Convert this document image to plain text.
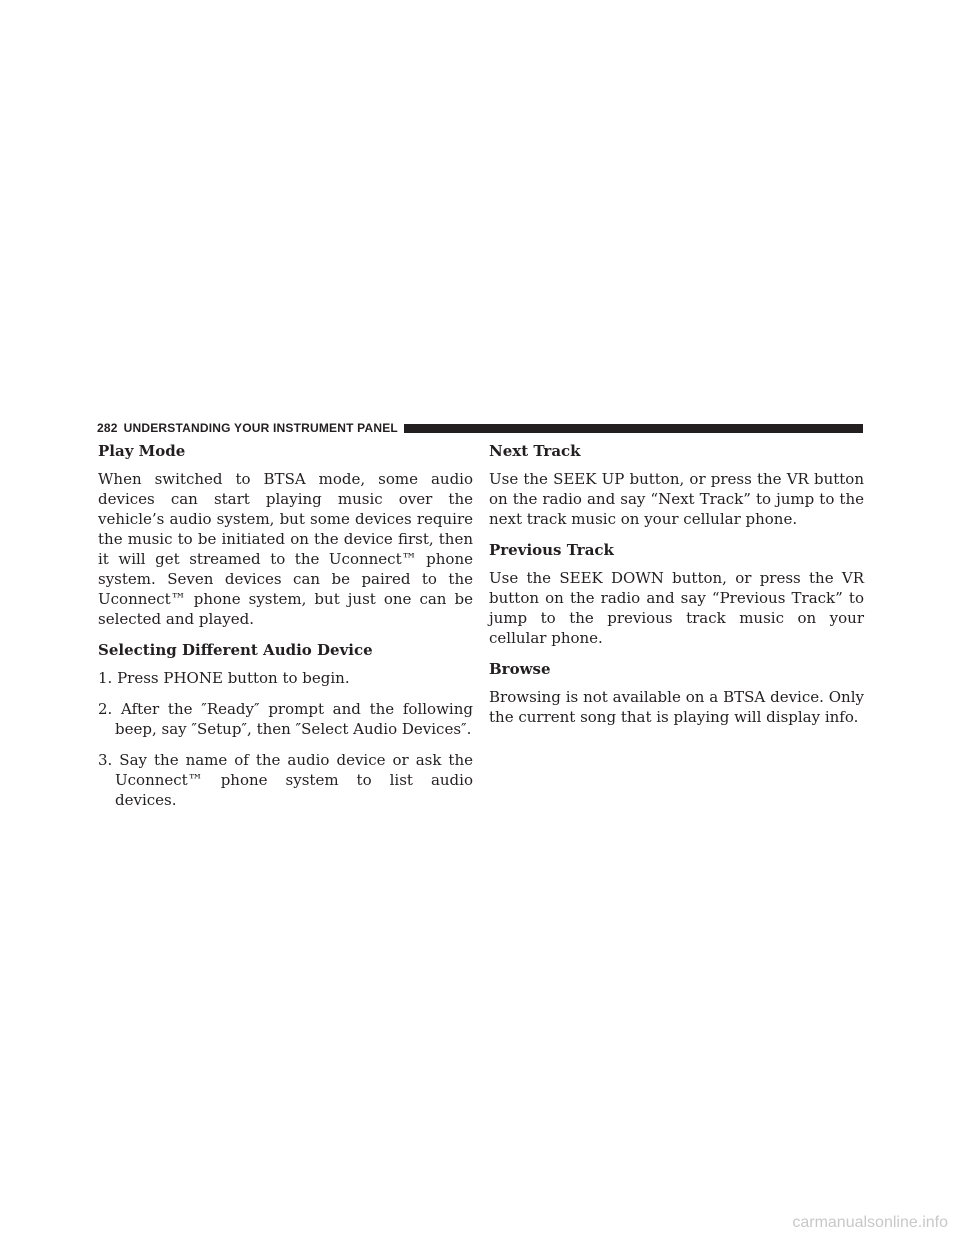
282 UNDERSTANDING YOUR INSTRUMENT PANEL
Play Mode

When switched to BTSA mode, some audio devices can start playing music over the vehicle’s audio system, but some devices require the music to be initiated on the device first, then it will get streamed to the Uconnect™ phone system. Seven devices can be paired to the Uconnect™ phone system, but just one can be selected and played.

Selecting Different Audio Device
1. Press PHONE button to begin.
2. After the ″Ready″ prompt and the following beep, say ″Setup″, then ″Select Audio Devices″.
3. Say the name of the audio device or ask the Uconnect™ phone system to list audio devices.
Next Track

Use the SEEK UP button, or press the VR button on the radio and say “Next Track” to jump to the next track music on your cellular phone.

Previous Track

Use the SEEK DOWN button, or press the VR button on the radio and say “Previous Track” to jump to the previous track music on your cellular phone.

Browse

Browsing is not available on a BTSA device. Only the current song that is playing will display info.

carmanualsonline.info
==========
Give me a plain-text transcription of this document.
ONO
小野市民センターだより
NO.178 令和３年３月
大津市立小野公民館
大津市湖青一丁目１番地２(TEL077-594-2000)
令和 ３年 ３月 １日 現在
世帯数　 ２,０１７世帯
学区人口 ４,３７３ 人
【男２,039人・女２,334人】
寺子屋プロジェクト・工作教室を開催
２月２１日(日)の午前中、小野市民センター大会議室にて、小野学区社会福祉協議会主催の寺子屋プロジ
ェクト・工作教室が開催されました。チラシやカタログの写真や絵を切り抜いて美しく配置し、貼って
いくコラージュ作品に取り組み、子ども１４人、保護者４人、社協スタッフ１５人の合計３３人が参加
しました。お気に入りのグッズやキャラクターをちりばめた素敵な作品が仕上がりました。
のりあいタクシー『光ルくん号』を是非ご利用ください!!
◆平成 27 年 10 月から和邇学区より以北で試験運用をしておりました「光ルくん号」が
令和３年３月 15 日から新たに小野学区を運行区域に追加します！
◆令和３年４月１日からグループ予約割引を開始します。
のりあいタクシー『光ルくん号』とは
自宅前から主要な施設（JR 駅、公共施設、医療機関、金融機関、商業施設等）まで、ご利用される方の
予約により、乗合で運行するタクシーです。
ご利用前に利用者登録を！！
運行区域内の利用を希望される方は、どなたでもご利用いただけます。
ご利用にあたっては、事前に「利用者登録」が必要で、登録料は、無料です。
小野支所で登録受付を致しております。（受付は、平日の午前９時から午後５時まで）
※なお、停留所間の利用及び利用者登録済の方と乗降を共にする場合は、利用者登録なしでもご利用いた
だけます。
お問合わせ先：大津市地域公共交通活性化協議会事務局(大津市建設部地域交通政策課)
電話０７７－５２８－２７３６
==========
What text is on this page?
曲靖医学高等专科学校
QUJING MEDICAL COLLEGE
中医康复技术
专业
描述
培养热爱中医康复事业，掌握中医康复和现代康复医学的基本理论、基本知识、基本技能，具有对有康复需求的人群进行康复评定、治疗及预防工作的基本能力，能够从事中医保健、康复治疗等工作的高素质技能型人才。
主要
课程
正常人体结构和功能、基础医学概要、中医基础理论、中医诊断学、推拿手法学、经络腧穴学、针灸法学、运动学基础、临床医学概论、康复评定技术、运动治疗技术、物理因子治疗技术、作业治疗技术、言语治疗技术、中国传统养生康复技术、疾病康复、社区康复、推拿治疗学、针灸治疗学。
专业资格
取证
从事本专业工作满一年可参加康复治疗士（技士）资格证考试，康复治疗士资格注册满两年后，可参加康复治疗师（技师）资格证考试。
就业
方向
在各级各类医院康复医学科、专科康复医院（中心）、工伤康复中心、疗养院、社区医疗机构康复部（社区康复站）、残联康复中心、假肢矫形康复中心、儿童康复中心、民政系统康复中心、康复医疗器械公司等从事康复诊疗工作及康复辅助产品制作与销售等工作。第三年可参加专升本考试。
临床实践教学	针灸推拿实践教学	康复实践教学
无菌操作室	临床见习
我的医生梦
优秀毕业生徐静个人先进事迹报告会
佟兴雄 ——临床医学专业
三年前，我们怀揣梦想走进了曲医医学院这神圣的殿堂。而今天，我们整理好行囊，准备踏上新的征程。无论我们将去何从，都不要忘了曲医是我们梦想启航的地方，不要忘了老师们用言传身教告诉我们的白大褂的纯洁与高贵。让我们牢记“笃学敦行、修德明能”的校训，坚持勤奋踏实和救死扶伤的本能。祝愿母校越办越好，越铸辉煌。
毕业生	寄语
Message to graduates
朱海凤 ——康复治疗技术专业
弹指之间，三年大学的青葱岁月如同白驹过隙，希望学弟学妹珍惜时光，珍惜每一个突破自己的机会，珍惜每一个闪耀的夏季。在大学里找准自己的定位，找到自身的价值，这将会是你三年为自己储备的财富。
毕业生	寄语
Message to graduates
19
==========
STATED PROBLEM
Go through the material above and count the lines that contain "info"; give that number alone.

TASK ANSWER
2